Can you render every line of the items below as a Markdown table with the columns Row and Item line, skipping blank lines and leaving the pictures out?

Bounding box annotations
※ ※ ※

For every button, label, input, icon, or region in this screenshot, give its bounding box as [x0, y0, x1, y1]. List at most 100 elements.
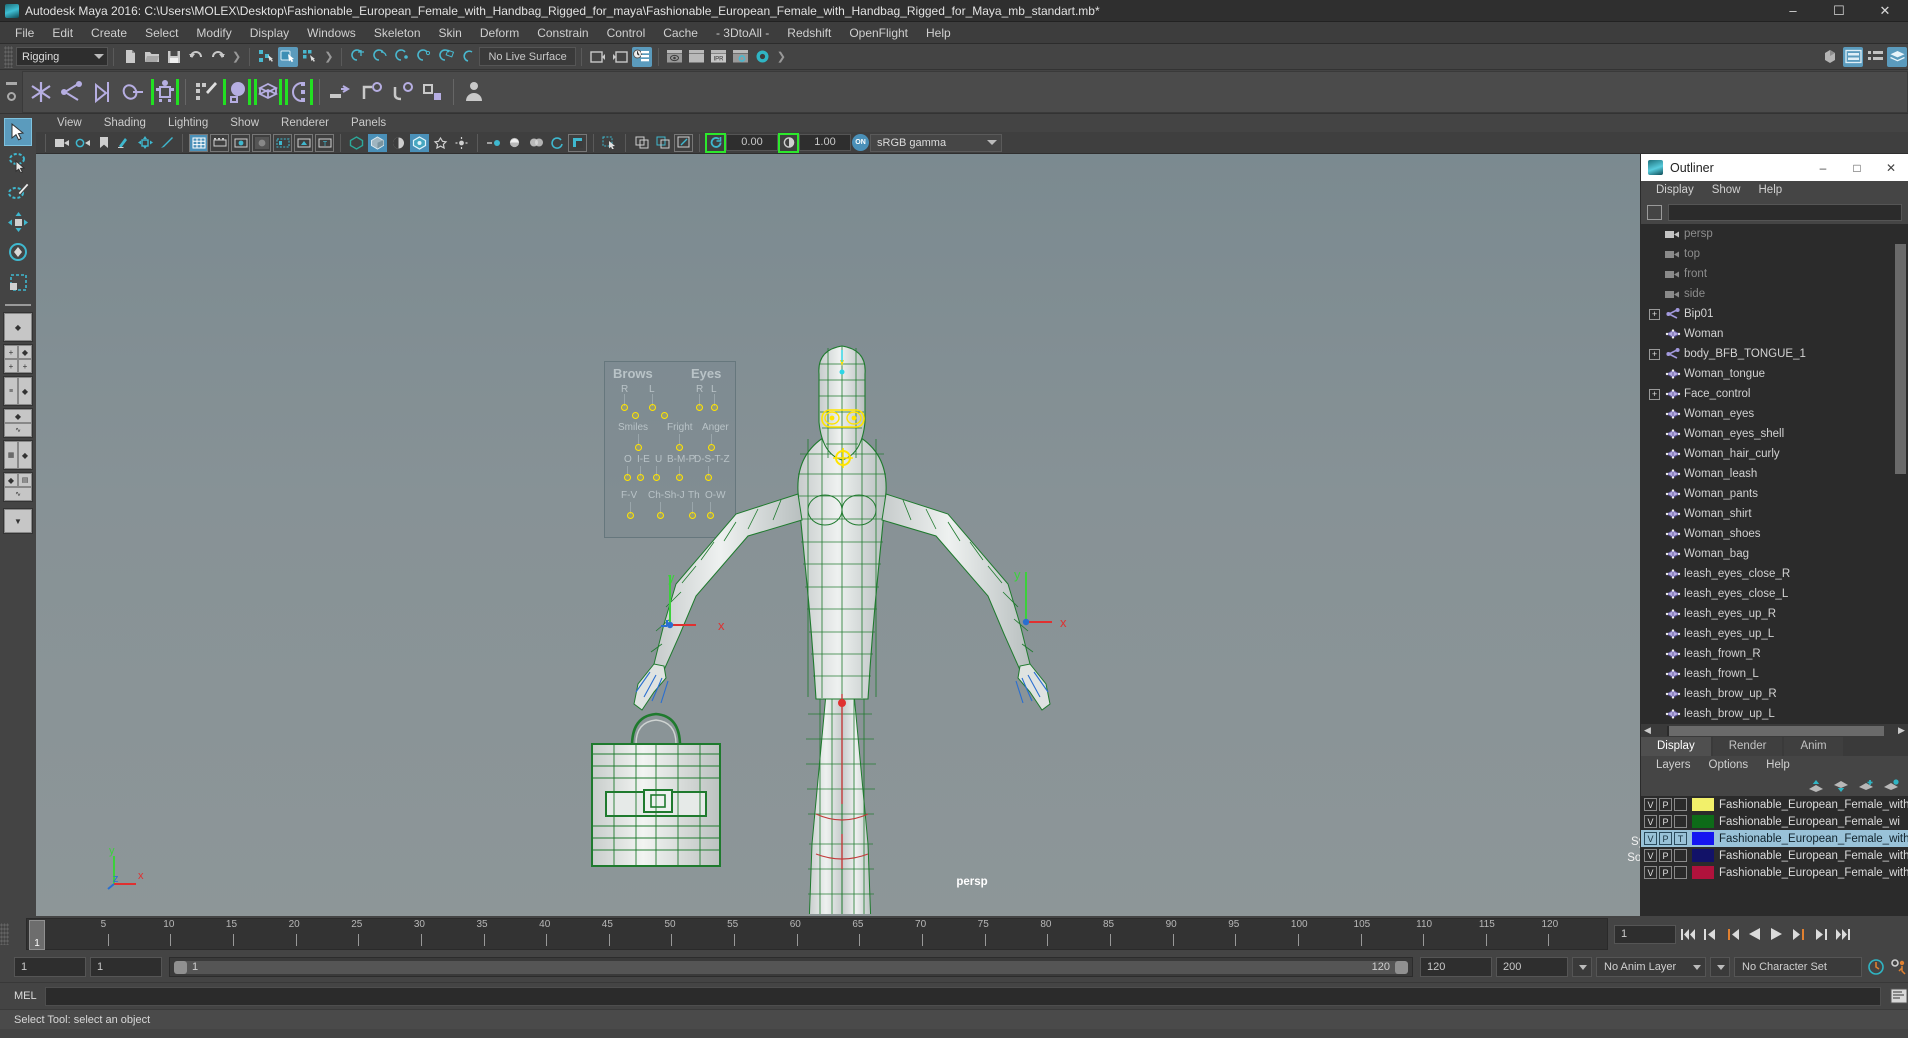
layer-row[interactable]: V P Fashionable_European_Female_with [1641, 864, 1908, 881]
layer-row[interactable]: V P Fashionable_European_Female_with [1641, 847, 1908, 864]
outliner-item[interactable]: Woman_bag [1641, 544, 1908, 564]
color-management-toggle-icon[interactable]: ON [852, 134, 869, 151]
xray-joints-icon[interactable] [294, 133, 313, 152]
layer-row[interactable]: V P T Fashionable_European_Female_with [1641, 830, 1908, 847]
shelf-options[interactable] [0, 71, 22, 113]
snap-to-point-icon[interactable] [392, 47, 412, 67]
use-all-lights-icon[interactable] [410, 133, 429, 152]
rotate-tool-button[interactable] [4, 238, 32, 266]
layer-color-swatch[interactable] [1692, 815, 1714, 828]
outliner-maximize-button[interactable]: □ [1840, 154, 1874, 181]
xray-active-components-icon[interactable]: T [315, 133, 334, 152]
outliner-item[interactable]: Woman_pants [1641, 484, 1908, 504]
film-gate-icon[interactable] [210, 133, 229, 152]
move-layer-down-icon[interactable] [1833, 779, 1850, 793]
menu-windows[interactable]: Windows [298, 22, 365, 44]
layer-p-toggle[interactable]: P [1659, 815, 1672, 828]
parent-constraint-icon[interactable] [325, 75, 355, 109]
panel-menu-show[interactable]: Show [219, 114, 270, 132]
menu-deform[interactable]: Deform [471, 22, 528, 44]
cluster-deform-icon[interactable] [284, 75, 314, 109]
layer-tab-render[interactable]: Render [1712, 737, 1783, 756]
go-to-start-button[interactable] [1679, 923, 1698, 945]
insert-joint-tool-icon[interactable] [119, 75, 149, 109]
layer-p-toggle[interactable]: P [1659, 849, 1672, 862]
new-layer-icon[interactable] [1858, 779, 1875, 793]
smooth-shade-selected-icon[interactable] [389, 134, 408, 152]
ik-handle-tool-icon[interactable] [57, 75, 87, 109]
layer-tab-display[interactable]: Display [1641, 737, 1711, 756]
range-options-dropdown[interactable] [1572, 957, 1592, 977]
layer-v-toggle[interactable]: V [1644, 849, 1657, 862]
bind-skin-icon[interactable] [150, 75, 180, 109]
menu-display[interactable]: Display [241, 22, 298, 44]
show-hide-modeling-toolkit-icon[interactable] [1821, 47, 1841, 67]
menu-select[interactable]: Select [136, 22, 187, 44]
outliner-item[interactable]: leash_frown_R [1641, 644, 1908, 664]
wireframe-shading-icon[interactable] [347, 134, 366, 152]
outliner-item[interactable]: leash_brow_up_L [1641, 704, 1908, 724]
grease-pencil-icon[interactable] [157, 134, 176, 152]
outliner-item[interactable]: + Bip01 [1641, 304, 1908, 324]
isolate-select-icon[interactable] [568, 133, 587, 152]
ik-spline-handle-icon[interactable] [88, 75, 118, 109]
outliner-item[interactable]: leash_eyes_close_L [1641, 584, 1908, 604]
layer-v-toggle[interactable]: V [1644, 815, 1657, 828]
time-slider-track[interactable]: 1 5 10 15 20 25 30 35 40 45 50 55 60 65 70 75 80 85 90 95 1… [26, 918, 1608, 950]
viewport-refresh-icon[interactable] [547, 134, 566, 152]
playback-end-field[interactable]: 120 [1420, 957, 1492, 977]
color-space-selector[interactable]: sRGB gamma [870, 133, 1002, 152]
point-constraint-icon[interactable] [356, 75, 386, 109]
maximize-button[interactable]: ☐ [1816, 0, 1862, 21]
layer-p-toggle[interactable]: P [1659, 798, 1672, 811]
layer-t-toggle[interactable] [1674, 866, 1687, 879]
multisample-aa-icon[interactable] [505, 134, 524, 152]
layer-color-swatch[interactable] [1692, 849, 1714, 862]
new-scene-icon[interactable] [120, 47, 140, 67]
menu-create[interactable]: Create [82, 22, 136, 44]
lasso-tool-button[interactable] [4, 148, 32, 176]
close-button[interactable]: ✕ [1862, 0, 1908, 21]
select-by-component-icon[interactable] [300, 47, 320, 67]
move-tool-button[interactable] [4, 208, 32, 236]
outliner-vertical-scrollbar[interactable] [1895, 226, 1906, 710]
statusline-expand-3[interactable]: ❯ [774, 50, 789, 63]
outliner-item[interactable]: + body_BFB_TONGUE_1 [1641, 344, 1908, 364]
show-hide-attribute-editor-icon[interactable] [1843, 46, 1863, 67]
open-scene-icon[interactable] [142, 47, 162, 67]
step-forward-key-button[interactable] [1789, 923, 1808, 945]
outliner-close-button[interactable]: ✕ [1874, 154, 1908, 181]
outliner-item[interactable]: side [1641, 284, 1908, 304]
layer-t-toggle[interactable] [1674, 849, 1687, 862]
two-d-pan-zoom-icon[interactable] [136, 134, 155, 152]
expand-toggle-icon[interactable]: + [1649, 388, 1660, 400]
outliner-menu-help[interactable]: Help [1750, 181, 1792, 200]
scene-end-field[interactable]: 200 [1496, 957, 1568, 977]
create-joint-icon[interactable] [26, 75, 56, 109]
outliner-item[interactable]: front [1641, 264, 1908, 284]
layout-more-button[interactable]: ▼ [3, 508, 33, 534]
menu-openflight[interactable]: OpenFlight [840, 22, 917, 44]
outliner-minimize-button[interactable]: – [1806, 154, 1840, 181]
viewport-3d[interactable]: Brows Eyes R L R L Smiles Fright Anger O… [36, 154, 1908, 916]
screen-space-ao-icon[interactable] [452, 134, 471, 152]
anim-layer-options-dropdown[interactable] [1710, 957, 1730, 977]
camera-attributes-icon[interactable] [73, 134, 92, 152]
animation-preferences-icon[interactable] [1889, 956, 1908, 978]
smooth-shade-all-icon[interactable] [368, 133, 387, 152]
outliner-item[interactable]: leash_eyes_up_R [1641, 604, 1908, 624]
step-back-key-button[interactable] [1723, 923, 1742, 945]
layer-v-toggle[interactable]: V [1644, 866, 1657, 879]
minimize-button[interactable]: – [1770, 0, 1816, 21]
orient-constraint-icon[interactable] [387, 75, 417, 109]
snap-to-view-plane-icon[interactable] [436, 47, 456, 67]
layer-v-toggle[interactable]: V [1644, 798, 1657, 811]
layout-persp-graph-button[interactable]: ◆ ∿ [3, 408, 33, 438]
new-layer-from-selected-icon[interactable] [1883, 778, 1900, 793]
grid-toggle-icon[interactable] [189, 133, 208, 152]
layout-outliner-persp-button[interactable]: ≡ ◆ [3, 376, 33, 406]
layer-menu-options[interactable]: Options [1700, 756, 1758, 775]
undo-icon[interactable] [186, 47, 206, 67]
exposure-toggle-icon[interactable] [705, 132, 726, 153]
snap-to-projected-center-icon[interactable] [414, 47, 434, 67]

※ ※ ※

→ Answer to the exercise:
| Row | Item line |
|---|---|
| 1 | For every button, label, input, icon, or region in this screenshot, give its bounding box as [x0, y0, x1, y1]. List at most 100 elements. |
| 2 | layer-row[interactable]: V P Fashionable_European_Female_with [1641, 864, 1908, 881] |
| 3 | layer-row[interactable]: V P Fashionable_European_Female_with [1641, 847, 1908, 864] |
| 4 | outliner-item[interactable]: Woman_bag [1641, 544, 1908, 564] |
| 5 | color-management-toggle-icon[interactable]: ON [852, 134, 869, 151] |
| 6 | xray-joints-icon[interactable] [294, 133, 313, 152] |
| 7 | layer-row[interactable]: V P T Fashionable_European_Female_with [1641, 830, 1908, 847] |
| 8 | shelf-options[interactable] [0, 71, 22, 113] |
| 9 | snap-to-point-icon[interactable] [392, 47, 412, 67] |
| 10 | use-all-lights-icon[interactable] [410, 133, 429, 152] |
| 11 | rotate-tool-button[interactable] [4, 238, 32, 266] |
| 12 | layer-color-swatch[interactable] [1692, 815, 1714, 828] |
| 13 | outliner-maximize-button[interactable]: □ [1840, 154, 1874, 181] |
| 14 | xray-active-components-icon[interactable]: T [315, 133, 334, 152] |
| 15 | outliner-item[interactable]: Woman_pants [1641, 484, 1908, 504] |
| 16 | film-gate-icon[interactable] [210, 133, 229, 152] |
| 17 | move-layer-down-icon[interactable] [1833, 779, 1850, 793] |
| 18 | menu-windows[interactable]: Windows [298, 22, 365, 44] |
| 19 | layer-p-toggle[interactable]: P [1659, 815, 1672, 828] |
| 20 | parent-constraint-icon[interactable] [325, 75, 355, 109] |
| 21 | panel-menu-show[interactable]: Show [219, 114, 270, 132] |
| 22 | menu-deform[interactable]: Deform [471, 22, 528, 44] |
| 23 | cluster-deform-icon[interactable] [284, 75, 314, 109] |
| 24 | layer-tab-render[interactable]: Render [1712, 737, 1783, 756] |
| 25 | go-to-start-button[interactable] [1679, 923, 1698, 945] |
| 26 | insert-joint-tool-icon[interactable] [119, 75, 149, 109] |
| 27 | layer-p-toggle[interactable]: P [1659, 849, 1672, 862] |
| 28 | new-layer-icon[interactable] [1858, 779, 1875, 793] |
| 29 | smooth-shade-selected-icon[interactable] [389, 134, 408, 152] |
| 30 | ik-handle-tool-icon[interactable] [57, 75, 87, 109] |
| 31 | layer-tab-display[interactable]: Display [1641, 737, 1711, 756] |
| 32 | range-options-dropdown[interactable] [1572, 957, 1592, 977] |
| 33 | layer-v-toggle[interactable]: V [1644, 849, 1657, 862] |
| 34 | bind-skin-icon[interactable] [150, 75, 180, 109] |
| 35 | menu-display[interactable]: Display [241, 22, 298, 44] |
| 36 | show-hide-modeling-toolkit-icon[interactable] [1821, 47, 1841, 67] |
| 37 | menu-select[interactable]: Select [136, 22, 187, 44] |
| 38 | outliner-item[interactable]: leash_frown_R [1641, 644, 1908, 664] |
| 39 | wireframe-shading-icon[interactable] [347, 134, 366, 152] |
| 40 | outliner-item[interactable]: leash_brow_up_L [1641, 704, 1908, 724] |
| 41 | grease-pencil-icon[interactable] [157, 134, 176, 152] |
| 42 | outliner-item[interactable]: + Bip01 [1641, 304, 1908, 324] |
| 43 | isolate-select-icon[interactable] [568, 133, 587, 152] |
| 44 | ik-spline-handle-icon[interactable] [88, 75, 118, 109] |
| 45 | outliner-item[interactable]: leash_eyes_close_L [1641, 584, 1908, 604] |
| 46 | layer-v-toggle[interactable]: V [1644, 815, 1657, 828] |
| 47 | time-slider-track[interactable]: 1 5 10 15 20 25 30 35 40 45 50 55 60 65 70 75 80 85 90 95 1… [26, 918, 1608, 950] |
| 48 | viewport-refresh-icon[interactable] [547, 134, 566, 152] |
| 49 | playback-end-field[interactable]: 120 [1420, 957, 1492, 977] |
| 50 | color-space-selector[interactable]: sRGB gamma [870, 133, 1002, 152] |
| 51 | point-constraint-icon[interactable] [356, 75, 386, 109] |
| 52 | maximize-button[interactable]: ☐ [1816, 0, 1862, 21] |
| 53 | layer-p-toggle[interactable]: P [1659, 798, 1672, 811] |
| 54 | layer-t-toggle[interactable] [1674, 866, 1687, 879] |
| 55 | multisample-aa-icon[interactable] [505, 134, 524, 152] |
| 56 | layer-color-swatch[interactable] [1692, 849, 1714, 862] |
| 57 | new-scene-icon[interactable] [120, 47, 140, 67] |
| 58 | menu-create[interactable]: Create [82, 22, 136, 44] |
| 59 | lasso-tool-button[interactable] [4, 148, 32, 176] |
| 60 | close-button[interactable]: ✕ [1862, 0, 1908, 21] |
| 61 | select-by-component-icon[interactable] [300, 47, 320, 67] |
| 62 | move-tool-button[interactable] [4, 208, 32, 236] |
| 63 | outliner-vertical-scrollbar[interactable] [1895, 226, 1906, 710] |
| 64 | statusline-expand-3[interactable]: ❯ [774, 50, 789, 63] |
| 65 | outliner-item[interactable]: + body_BFB_TONGUE_1 [1641, 344, 1908, 364] |
| 66 | show-hide-attribute-editor-icon[interactable] [1843, 46, 1863, 67] |
| 67 | open-scene-icon[interactable] [142, 47, 162, 67] |
| 68 | step-forward-key-button[interactable] [1789, 923, 1808, 945] |
| 69 | outliner-close-button[interactable]: ✕ [1874, 154, 1908, 181] |
| 70 | outliner-item[interactable]: side [1641, 284, 1908, 304] |
| 71 | layer-t-toggle[interactable] [1674, 849, 1687, 862] |
| 72 | two-d-pan-zoom-icon[interactable] [136, 134, 155, 152] |
| 73 | expand-toggle-icon[interactable]: + [1649, 388, 1660, 400] |
| 74 | outliner-menu-help[interactable]: Help [1750, 181, 1792, 200] |
| 75 | scene-end-field[interactable]: 200 [1496, 957, 1568, 977] |
| 76 | create-joint-icon[interactable] [26, 75, 56, 109] |
| 77 | outliner-item[interactable]: front [1641, 264, 1908, 284] |
| 78 | layout-more-button[interactable]: ▼ [3, 508, 33, 534] |
| 79 | menu-openflight[interactable]: OpenFlight [840, 22, 917, 44] |
| 80 | outliner-minimize-button[interactable]: – [1806, 154, 1840, 181] |
| 81 | viewport-3d[interactable]: Brows Eyes R L R L Smiles Fright Anger O… [36, 154, 1908, 916] |
| 82 | screen-space-ao-icon[interactable] [452, 134, 471, 152] |
| 83 | anim-layer-options-dropdown[interactable] [1710, 957, 1730, 977] |
| 84 | camera-attributes-icon[interactable] [73, 134, 92, 152] |
| 85 | animation-preferences-icon[interactable] [1889, 956, 1908, 978] |
| 86 | smooth-shade-all-icon[interactable] [368, 133, 387, 152] |
| 87 | outliner-item[interactable]: leash_eyes_up_R [1641, 604, 1908, 624] |
| 88 | step-back-key-button[interactable] [1723, 923, 1742, 945] |
| 89 | layer-v-toggle[interactable]: V [1644, 866, 1657, 879] |
| 90 | minimize-button[interactable]: – [1770, 0, 1816, 21] |
| 91 | orient-constraint-icon[interactable] [387, 75, 417, 109] |
| 92 | snap-to-view-plane-icon[interactable] [436, 47, 456, 67] |
| 93 | layer-v-toggle[interactable]: V [1644, 798, 1657, 811] |
| 94 | layout-persp-graph-button[interactable]: ◆ ∿ [3, 408, 33, 438] |
| 95 | new-layer-from-selected-icon[interactable] [1883, 778, 1900, 793] |
| 96 | grid-toggle-icon[interactable] [189, 133, 208, 152] |
| 97 | layout-outliner-persp-button[interactable]: ≡ ◆ [3, 376, 33, 406] |
| 98 | layer-menu-options[interactable]: Options [1700, 756, 1758, 775] |
| 99 | undo-icon[interactable] [186, 47, 206, 67] |
| 100 | exposure-toggle-icon[interactable] [705, 132, 726, 153] |
| 101 | snap-to-projected-center-icon[interactable] [414, 47, 434, 67] |